• **To be done**
Pull every line containing "FxPro" from the entries.

[Begin]

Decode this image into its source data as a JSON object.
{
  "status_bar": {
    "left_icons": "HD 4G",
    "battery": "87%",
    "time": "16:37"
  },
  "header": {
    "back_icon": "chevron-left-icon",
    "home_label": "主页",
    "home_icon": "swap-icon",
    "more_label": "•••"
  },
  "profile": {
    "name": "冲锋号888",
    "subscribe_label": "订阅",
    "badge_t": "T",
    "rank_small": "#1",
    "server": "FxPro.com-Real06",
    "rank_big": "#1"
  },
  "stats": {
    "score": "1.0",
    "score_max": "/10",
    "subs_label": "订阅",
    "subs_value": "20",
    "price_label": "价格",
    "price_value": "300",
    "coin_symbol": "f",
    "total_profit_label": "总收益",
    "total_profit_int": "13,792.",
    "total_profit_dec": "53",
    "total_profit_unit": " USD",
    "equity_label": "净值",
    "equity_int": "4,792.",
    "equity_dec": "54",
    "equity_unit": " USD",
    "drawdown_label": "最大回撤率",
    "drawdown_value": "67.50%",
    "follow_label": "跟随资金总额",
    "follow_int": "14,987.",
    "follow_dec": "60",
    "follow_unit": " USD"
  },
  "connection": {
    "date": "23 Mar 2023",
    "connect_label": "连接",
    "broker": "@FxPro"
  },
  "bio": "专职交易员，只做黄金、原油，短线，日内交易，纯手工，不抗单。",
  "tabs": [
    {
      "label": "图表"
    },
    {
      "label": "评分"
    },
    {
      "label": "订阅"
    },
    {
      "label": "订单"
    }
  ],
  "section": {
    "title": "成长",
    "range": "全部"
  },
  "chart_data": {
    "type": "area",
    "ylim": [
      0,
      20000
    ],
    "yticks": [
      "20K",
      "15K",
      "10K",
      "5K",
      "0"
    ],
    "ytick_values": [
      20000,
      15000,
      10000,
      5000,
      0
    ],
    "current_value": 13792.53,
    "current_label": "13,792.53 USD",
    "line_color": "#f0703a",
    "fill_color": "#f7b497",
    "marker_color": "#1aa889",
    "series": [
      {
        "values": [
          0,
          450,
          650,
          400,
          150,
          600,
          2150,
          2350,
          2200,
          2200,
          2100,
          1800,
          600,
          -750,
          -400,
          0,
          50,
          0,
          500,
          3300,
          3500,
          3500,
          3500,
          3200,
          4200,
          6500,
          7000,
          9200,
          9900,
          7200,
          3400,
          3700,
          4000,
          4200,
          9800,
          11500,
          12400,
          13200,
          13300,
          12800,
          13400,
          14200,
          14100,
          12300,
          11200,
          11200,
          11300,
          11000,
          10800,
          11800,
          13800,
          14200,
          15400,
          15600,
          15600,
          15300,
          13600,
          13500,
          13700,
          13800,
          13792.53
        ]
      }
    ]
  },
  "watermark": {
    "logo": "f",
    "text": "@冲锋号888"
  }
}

[End]

• **Task result**
    "server": "FxPro.com-Real06",
    "broker": "@FxPro"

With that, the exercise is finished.